Records to use:
-- -- --

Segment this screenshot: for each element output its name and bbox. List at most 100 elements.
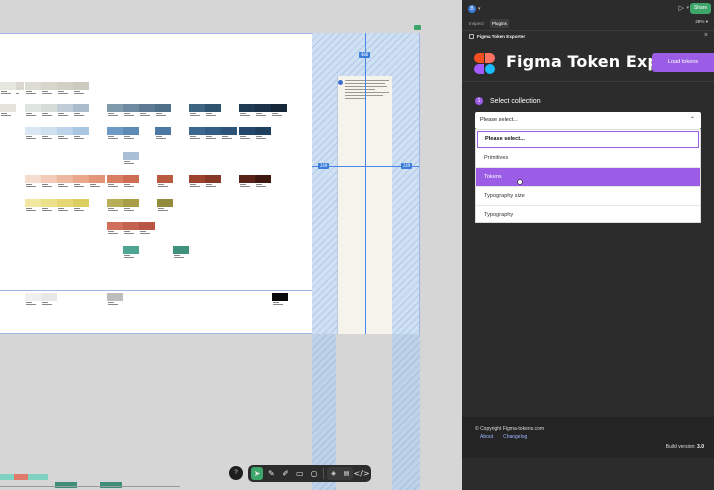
color-swatch-caption (107, 207, 123, 213)
plugin-window-header: Figma Token Exporter (462, 31, 714, 42)
close-icon[interactable]: × (704, 32, 708, 39)
pencil-tool-icon[interactable]: ✐ (279, 467, 291, 480)
option-typography[interactable]: Typography (476, 206, 700, 225)
color-swatch (155, 104, 171, 112)
share-button[interactable]: Share (690, 3, 711, 14)
color-swatch (221, 127, 237, 135)
color-swatch-caption (239, 135, 255, 141)
color-swatch-caption (123, 112, 139, 118)
changelog-link[interactable]: Changelog (503, 434, 527, 440)
color-swatch (107, 222, 123, 230)
help-button[interactable]: ? (229, 466, 243, 480)
chevron-down-icon[interactable]: ▾ (478, 6, 481, 12)
about-link[interactable]: About (480, 434, 493, 440)
color-swatch-caption (73, 207, 89, 213)
measure-label-right: 249 (401, 163, 413, 169)
color-swatch (123, 104, 139, 112)
color-swatch (73, 175, 89, 183)
color-swatch-caption (41, 90, 57, 96)
color-swatch-caption (73, 135, 89, 141)
load-tokens-button[interactable]: Load tokens (652, 53, 714, 72)
figma-logo-icon (474, 53, 495, 74)
color-swatch (123, 246, 139, 254)
color-swatch (0, 82, 16, 90)
pen-tool-icon[interactable]: ✎ (265, 467, 277, 480)
tab-plugins[interactable]: Plugins (489, 18, 509, 28)
chevron-down-icon: ▾ (705, 19, 708, 24)
color-swatch (57, 104, 73, 112)
color-swatch-caption (107, 301, 123, 307)
color-swatch-caption (123, 254, 139, 260)
chevron-down-icon[interactable]: ▾ (686, 5, 689, 11)
color-swatch (107, 104, 123, 112)
build-version: Build version: 3.0 (666, 444, 704, 450)
color-swatch-caption (107, 230, 123, 236)
color-swatch-caption (25, 112, 41, 118)
color-swatch-caption (255, 183, 271, 189)
color-swatch (0, 104, 16, 112)
color-swatch (239, 127, 255, 135)
plugin-window-title: Figma Token Exporter (477, 34, 526, 39)
option-tokens[interactable]: Tokens (476, 168, 700, 187)
tab-inspect[interactable]: Inspect (467, 19, 486, 28)
horizontal-scrollbar[interactable] (0, 486, 180, 487)
color-swatch-caption (57, 207, 73, 213)
panel-topbar: B ▾ ▷ ▾ Share (462, 0, 714, 17)
comment-tool-icon[interactable]: ▭ (294, 467, 306, 480)
color-swatch (239, 175, 255, 183)
color-swatch-caption (173, 254, 189, 260)
present-icon[interactable]: ▷ (679, 4, 684, 12)
canvas-toolbar: ➤ ✎ ✐ ▭ ○ ◈ ▤ </> (248, 465, 371, 482)
option-tokens-label: Tokens (484, 174, 502, 180)
color-swatch (73, 104, 89, 112)
option-typography-size[interactable]: Typography size (476, 187, 700, 206)
color-swatch (271, 104, 287, 112)
color-swatch (272, 293, 288, 301)
color-swatch-caption (25, 135, 41, 141)
collection-select[interactable]: Please select... ⌃ (475, 112, 701, 129)
color-swatch (189, 104, 205, 112)
color-swatch (157, 175, 173, 183)
color-swatch-caption (107, 183, 123, 189)
design-mode-icon[interactable]: ◈ (327, 467, 340, 480)
color-swatch-caption (239, 183, 255, 189)
color-swatch-caption (157, 183, 173, 189)
color-swatch (57, 175, 73, 183)
color-swatch (189, 175, 205, 183)
step-label: Select collection (490, 97, 541, 105)
color-swatch (25, 293, 41, 301)
color-swatch (123, 127, 139, 135)
user-avatar[interactable]: B (468, 4, 476, 13)
page-thumbnail[interactable] (100, 482, 122, 488)
move-tool-icon[interactable]: ➤ (251, 467, 264, 480)
option-primitives[interactable]: Primitives (476, 149, 700, 168)
color-swatch-caption (255, 135, 271, 141)
color-swatch (205, 127, 221, 135)
ellipse-tool-icon[interactable]: ○ (308, 467, 320, 480)
option-placeholder[interactable]: Please select... (477, 131, 699, 148)
color-swatch-caption (272, 301, 288, 307)
build-label: Build version: (665, 444, 696, 450)
color-swatch (73, 82, 89, 90)
color-swatch-caption (155, 112, 171, 118)
color-swatch-caption (123, 160, 139, 166)
design-canvas[interactable]: 406 249 249 ➤ ✎ ✐ ▭ ○ ◈ ▤ </> (0, 0, 462, 490)
color-swatch-caption (239, 112, 255, 118)
dev-mode-icon[interactable]: ▤ (340, 467, 353, 480)
color-swatch-caption (255, 112, 271, 118)
color-swatch (57, 127, 73, 135)
color-swatch (123, 222, 139, 230)
color-swatch (41, 82, 57, 90)
page-thumbnail[interactable] (55, 482, 77, 488)
color-swatch-caption (139, 112, 155, 118)
color-swatch-caption (25, 301, 41, 307)
color-swatch-caption (57, 112, 73, 118)
column-overlay-right (392, 334, 420, 490)
measure-guide-vertical (365, 33, 366, 334)
code-view-icon[interactable]: </> (353, 467, 369, 480)
color-swatch-caption (41, 183, 57, 189)
select-value: Please select... (480, 117, 518, 123)
color-swatch-caption (73, 183, 89, 189)
zoom-level[interactable]: 28% ▾ (695, 19, 708, 25)
page-thumbnail[interactable] (14, 474, 28, 480)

-- -- --

Set exercise: Echo every line of the items shown above word for word, leaving out the pictures.

Response to this exercise:
Segment this screenshot: for each element output its name and bbox. List at most 100 elements.
color-swatch-caption (107, 207, 123, 213)
plugin-window-header: Figma Token Exporter (462, 31, 714, 42)
close-icon[interactable]: × (704, 32, 708, 39)
pencil-tool-icon[interactable]: ✐ (279, 467, 291, 480)
option-typography[interactable]: Typography (476, 206, 700, 225)
color-swatch (155, 104, 171, 112)
share-button[interactable]: Share (690, 3, 711, 14)
color-swatch (221, 127, 237, 135)
color-swatch-caption (239, 135, 255, 141)
color-swatch-caption (123, 112, 139, 118)
changelog-link[interactable]: Changelog (503, 434, 527, 440)
color-swatch (107, 222, 123, 230)
help-button[interactable]: ? (229, 466, 243, 480)
chevron-down-icon[interactable]: ▾ (478, 6, 481, 12)
about-link[interactable]: About (480, 434, 493, 440)
color-swatch-caption (73, 207, 89, 213)
measure-label-right: 249 (401, 163, 413, 169)
color-swatch (123, 104, 139, 112)
color-swatch (73, 175, 89, 183)
color-swatch-caption (41, 90, 57, 96)
color-swatch-caption (73, 135, 89, 141)
load-tokens-button[interactable]: Load tokens (652, 53, 714, 72)
figma-logo-icon (474, 53, 495, 74)
color-swatch (123, 246, 139, 254)
color-swatch (0, 82, 16, 90)
pen-tool-icon[interactable]: ✎ (265, 467, 277, 480)
tab-plugins[interactable]: Plugins (489, 18, 509, 28)
chevron-down-icon: ▾ (705, 19, 708, 24)
color-swatch (57, 104, 73, 112)
color-swatch-caption (107, 301, 123, 307)
color-swatch-caption (123, 254, 139, 260)
chevron-down-icon[interactable]: ▾ (686, 5, 689, 11)
color-swatch (107, 104, 123, 112)
build-version: Build version: 3.0 (666, 444, 704, 450)
color-swatch-caption (107, 230, 123, 236)
color-swatch-caption (25, 112, 41, 118)
color-swatch-caption (255, 183, 271, 189)
color-swatch (0, 104, 16, 112)
color-swatch (239, 127, 255, 135)
plugin-window-title: Figma Token Exporter (477, 34, 526, 39)
option-tokens[interactable]: Tokens (476, 168, 700, 187)
tab-inspect[interactable]: Inspect (467, 19, 486, 28)
horizontal-scrollbar[interactable] (0, 486, 180, 487)
color-swatch-caption (57, 207, 73, 213)
panel-topbar: B ▾ ▷ ▾ Share (462, 0, 714, 17)
comment-tool-icon[interactable]: ▭ (294, 467, 306, 480)
color-swatch (239, 175, 255, 183)
color-swatch-caption (173, 254, 189, 260)
present-icon[interactable]: ▷ (679, 4, 684, 12)
canvas-toolbar: ➤ ✎ ✐ ▭ ○ ◈ ▤ </> (248, 465, 371, 482)
option-tokens-label: Tokens (484, 174, 502, 180)
color-swatch (73, 104, 89, 112)
option-typography-size[interactable]: Typography size (476, 187, 700, 206)
color-swatch (271, 104, 287, 112)
color-swatch (272, 293, 288, 301)
color-swatch-caption (25, 135, 41, 141)
collection-select[interactable]: Please select... ⌃ (475, 112, 701, 129)
color-swatch (189, 104, 205, 112)
color-swatch (157, 175, 173, 183)
color-swatch-caption (107, 183, 123, 189)
design-mode-icon[interactable]: ◈ (327, 467, 340, 480)
color-swatch-caption (239, 183, 255, 189)
color-swatch-caption (157, 183, 173, 189)
color-swatch (57, 175, 73, 183)
color-swatch (189, 175, 205, 183)
step-label: Select collection (490, 97, 541, 105)
color-swatch (25, 293, 41, 301)
color-swatch (123, 127, 139, 135)
user-avatar[interactable]: B (468, 4, 476, 13)
page-thumbnail[interactable] (100, 482, 122, 488)
move-tool-icon[interactable]: ➤ (251, 467, 264, 480)
option-primitives[interactable]: Primitives (476, 149, 700, 168)
color-swatch-caption (255, 135, 271, 141)
color-swatch (205, 127, 221, 135)
ellipse-tool-icon[interactable]: ○ (308, 467, 320, 480)
option-placeholder[interactable]: Please select... (477, 131, 699, 148)
color-swatch-caption (272, 301, 288, 307)
build-label: Build version: (665, 444, 696, 450)
color-swatch (73, 82, 89, 90)
color-swatch-caption (155, 112, 171, 118)
color-swatch-caption (123, 160, 139, 166)
design-canvas[interactable]: 406 249 249 ➤ ✎ ✐ ▭ ○ ◈ ▤ </> (0, 0, 462, 490)
color-swatch-caption (239, 112, 255, 118)
dev-mode-icon[interactable]: ▤ (340, 467, 353, 480)
color-swatch-caption (255, 112, 271, 118)
color-swatch (57, 127, 73, 135)
color-swatch (123, 222, 139, 230)
color-swatch (41, 82, 57, 90)
page-thumbnail[interactable] (55, 482, 77, 488)
color-swatch-caption (139, 112, 155, 118)
color-swatch-caption (25, 301, 41, 307)
color-swatch-caption (57, 112, 73, 118)
column-overlay-right (392, 334, 420, 490)
measure-guide-vertical (365, 33, 366, 334)
code-view-icon[interactable]: </> (353, 467, 369, 480)
color-swatch-caption (41, 183, 57, 189)
select-value: Please select... (480, 117, 518, 123)
color-swatch-caption (73, 183, 89, 189)
zoom-level[interactable]: 28% ▾ (695, 19, 708, 25)
page-thumbnail[interactable] (14, 474, 28, 480)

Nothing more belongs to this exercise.